AIM OF THE EXERCISE:
Working from the line that contains "Serialize everything readable" down to the last line below, repeat each line exactly.

GIVEN RECORDS:
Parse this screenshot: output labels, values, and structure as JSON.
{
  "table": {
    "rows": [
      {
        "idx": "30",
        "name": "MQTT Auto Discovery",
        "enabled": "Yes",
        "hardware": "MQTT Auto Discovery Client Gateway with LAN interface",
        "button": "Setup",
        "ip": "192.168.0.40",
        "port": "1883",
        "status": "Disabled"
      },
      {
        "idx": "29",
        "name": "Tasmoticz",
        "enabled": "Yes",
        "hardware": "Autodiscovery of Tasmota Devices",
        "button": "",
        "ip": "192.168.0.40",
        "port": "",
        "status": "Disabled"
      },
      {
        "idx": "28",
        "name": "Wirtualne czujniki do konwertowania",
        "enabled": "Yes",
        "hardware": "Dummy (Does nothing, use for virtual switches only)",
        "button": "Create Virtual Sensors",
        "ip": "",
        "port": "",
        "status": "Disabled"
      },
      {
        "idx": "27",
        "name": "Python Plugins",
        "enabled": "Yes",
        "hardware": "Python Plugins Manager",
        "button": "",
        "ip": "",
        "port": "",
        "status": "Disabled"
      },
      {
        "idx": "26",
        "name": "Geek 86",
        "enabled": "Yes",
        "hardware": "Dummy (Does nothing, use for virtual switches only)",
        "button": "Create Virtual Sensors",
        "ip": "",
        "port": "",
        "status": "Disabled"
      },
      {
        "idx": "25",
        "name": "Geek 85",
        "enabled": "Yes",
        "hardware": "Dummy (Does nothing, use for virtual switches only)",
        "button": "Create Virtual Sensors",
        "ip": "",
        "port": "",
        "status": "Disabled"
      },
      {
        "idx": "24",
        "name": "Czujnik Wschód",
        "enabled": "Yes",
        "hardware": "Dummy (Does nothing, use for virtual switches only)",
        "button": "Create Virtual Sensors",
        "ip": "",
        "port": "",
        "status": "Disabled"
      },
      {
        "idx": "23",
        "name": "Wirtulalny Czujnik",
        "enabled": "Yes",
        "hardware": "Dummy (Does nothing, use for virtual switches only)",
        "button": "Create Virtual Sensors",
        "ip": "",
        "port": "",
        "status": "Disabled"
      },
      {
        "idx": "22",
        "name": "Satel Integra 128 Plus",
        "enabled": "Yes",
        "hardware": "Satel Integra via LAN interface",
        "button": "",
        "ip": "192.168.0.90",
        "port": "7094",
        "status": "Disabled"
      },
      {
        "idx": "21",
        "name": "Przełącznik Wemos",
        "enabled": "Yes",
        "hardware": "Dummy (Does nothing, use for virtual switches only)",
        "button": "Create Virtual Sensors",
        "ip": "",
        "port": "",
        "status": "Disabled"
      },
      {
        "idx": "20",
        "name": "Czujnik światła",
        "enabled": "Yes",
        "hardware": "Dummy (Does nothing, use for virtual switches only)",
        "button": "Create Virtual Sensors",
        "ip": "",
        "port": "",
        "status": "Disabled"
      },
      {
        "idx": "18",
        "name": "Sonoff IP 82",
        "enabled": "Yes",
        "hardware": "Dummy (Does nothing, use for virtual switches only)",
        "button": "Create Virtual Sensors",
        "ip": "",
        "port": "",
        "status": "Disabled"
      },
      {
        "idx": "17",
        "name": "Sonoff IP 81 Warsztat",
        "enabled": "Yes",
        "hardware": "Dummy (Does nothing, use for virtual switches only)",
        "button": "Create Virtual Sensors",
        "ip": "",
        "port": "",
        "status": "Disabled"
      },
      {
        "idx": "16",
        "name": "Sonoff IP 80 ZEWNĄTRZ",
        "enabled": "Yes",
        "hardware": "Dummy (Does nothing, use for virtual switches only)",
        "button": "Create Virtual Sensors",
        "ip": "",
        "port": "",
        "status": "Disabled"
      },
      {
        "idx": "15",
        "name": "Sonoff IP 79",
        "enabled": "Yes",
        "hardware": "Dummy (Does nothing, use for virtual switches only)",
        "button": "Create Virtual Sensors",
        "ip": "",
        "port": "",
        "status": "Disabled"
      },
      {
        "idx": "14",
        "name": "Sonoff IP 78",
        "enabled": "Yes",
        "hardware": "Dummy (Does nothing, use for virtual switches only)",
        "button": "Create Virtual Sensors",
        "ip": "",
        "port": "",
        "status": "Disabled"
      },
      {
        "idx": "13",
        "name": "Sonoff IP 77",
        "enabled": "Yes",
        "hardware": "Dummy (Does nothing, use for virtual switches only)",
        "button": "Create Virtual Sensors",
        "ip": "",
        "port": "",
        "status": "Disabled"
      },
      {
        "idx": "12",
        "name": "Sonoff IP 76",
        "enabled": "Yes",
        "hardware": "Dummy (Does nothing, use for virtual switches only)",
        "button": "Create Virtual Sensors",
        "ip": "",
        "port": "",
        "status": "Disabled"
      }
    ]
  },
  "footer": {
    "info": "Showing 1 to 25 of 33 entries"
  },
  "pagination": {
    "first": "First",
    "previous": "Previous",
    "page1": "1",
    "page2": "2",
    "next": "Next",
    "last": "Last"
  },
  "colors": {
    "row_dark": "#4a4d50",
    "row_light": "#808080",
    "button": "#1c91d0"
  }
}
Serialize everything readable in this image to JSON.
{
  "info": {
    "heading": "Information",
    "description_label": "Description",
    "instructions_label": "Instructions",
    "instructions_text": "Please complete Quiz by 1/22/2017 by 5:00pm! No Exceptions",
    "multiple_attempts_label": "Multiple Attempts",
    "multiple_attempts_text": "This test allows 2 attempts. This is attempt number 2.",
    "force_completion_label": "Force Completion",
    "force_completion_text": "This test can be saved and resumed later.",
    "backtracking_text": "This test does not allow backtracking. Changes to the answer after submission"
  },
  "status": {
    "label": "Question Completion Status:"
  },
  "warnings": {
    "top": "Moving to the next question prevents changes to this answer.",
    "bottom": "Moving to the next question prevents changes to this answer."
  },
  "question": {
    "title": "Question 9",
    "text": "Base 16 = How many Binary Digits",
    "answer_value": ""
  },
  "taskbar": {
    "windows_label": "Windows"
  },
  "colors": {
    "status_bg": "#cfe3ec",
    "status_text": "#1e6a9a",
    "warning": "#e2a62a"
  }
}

OUTPUT FOR THIS TASK:
Serialize everything readable in this image to JSON.
{
  "info": {
    "heading": "Information",
    "description_label": "Description",
    "instructions_label": "Instructions",
    "instructions_text": "Please complete Quiz by 1/22/2017 by 5:00pm! No Exceptions",
    "multiple_attempts_label": "Multiple Attempts",
    "multiple_attempts_text": "This test allows 2 attempts. This is attempt number 2.",
    "force_completion_label": "Force Completion",
    "force_completion_text": "This test can be saved and resumed later.",
    "backtracking_text": "This test does not allow backtracking. Changes to the answer after submission"
  },
  "status": {
    "label": "Question Completion Status:"
  },
  "warnings": {
    "top": "Moving to the next question prevents changes to this answer.",
    "bottom": "Moving to the next question prevents changes to this answer."
  },
  "question": {
    "title": "Question 9",
    "text": "Base 16 = How many Binary Digits",
    "answer_value": ""
  },
  "taskbar": {
    "windows_label": "Windows"
  },
  "colors": {
    "status_bg": "#cfe3ec",
    "status_text": "#1e6a9a",
    "warning": "#e2a62a"
  }
}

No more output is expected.